In queste settimane è fonte di parziale sollievo e domande irrisolte l’arrivo della primavera. Improvvisamente, ci si accorge che i flussi della natura scorrono indifferenti alle nostre pastoie, quasi fosse una novità inedita. Vero e suggestivo, se non fosse che è sempre stato così.
Non mi risulta che molti si accorgessero della inesorabile esplosione di vita che ciclicamente si ripete quando, ad esempio, il Mediterraneo inghiottiva centinaia di esseri umani dimenticati per destino solo qualche mese fa. La primavera non se ne è accorta, è di moda dire oggi, quando, dopo molti decenni da casi analoghi, ci troviamo nel mezzo di un’epidemia i cui tempi non sono certi, ma la cui estensione è inedita.
────────
Consegna A:
Trascrivi parola per parola, dal brano sulla primavera, la parte che si apre con le parole contenenti "Non mi risulta" e si chiude con "estensione è inedita.".
Consegna B:
Prosegui il brano sulla primavera e l'epidemia partendo subito dopo la sua ultima frase.

Blocco dati:
────────
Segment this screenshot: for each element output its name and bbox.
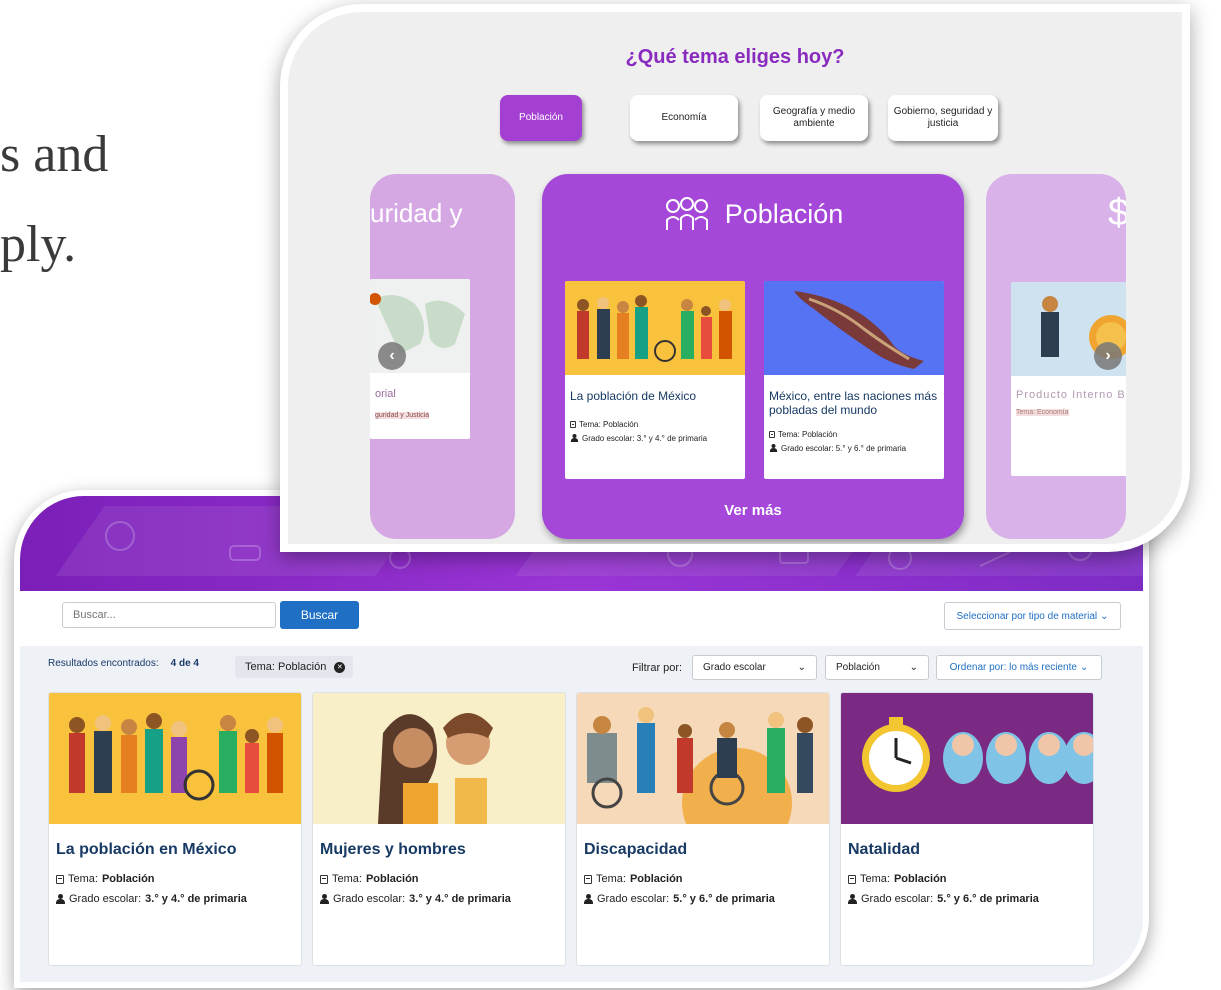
────────
Risposta scritta A:
Non mi risulta che molti si accorgessero della inesorabile esplosione di vita che ciclicamente si ripete quando, ad esempio, il Mediterraneo inghiottiva centinaia di esseri umani dimenticati per destino solo qualche mese fa. La primavera non se ne è accorta, è di moda dire oggi, quando, dopo molti decenni da casi analoghi, ci troviamo nel mezzo di un’epidemia i cui tempi non sono certi, ma la cui estensione è inedita.

Risposta scritta B:
All’improvviso, l’uomo delle nostre società mediamente ben pasciute e viziate comprende che tutto ciò che dava per scontato, di fatto, non lo è. Si accorge che il proprio individualismo sfrenato è il regalo pieno di insidie di una società capitalista compiacente, concesso a patto di essere organici al mercato dell’immagine e dei beni.
E cosa fa? Diventa poeta. Improvvisamente, vede con occhio romantico tutto ciò che normalmente lo lascia indifferente. Realizza l’esistenza di un mondo giustificato in sé, non in ragione del suo sfruttamento. L’uomo comprende che questo mondo ha la sua meravigliosa e ineludibile autonomia.
Lo comprende? Sono scettico al riguardo. Tutto il fiorire di pensieri belli, in questi giorni e che probabilmente dovremo leggere per un po’, è per gran parte un ulteriore esercizio dell’io che cerca di trovare, anche in questa circostanza, l’angolo migliore per farsi un selfie, fosse anche un selfie in forma di pensiero. La coscienza è altro.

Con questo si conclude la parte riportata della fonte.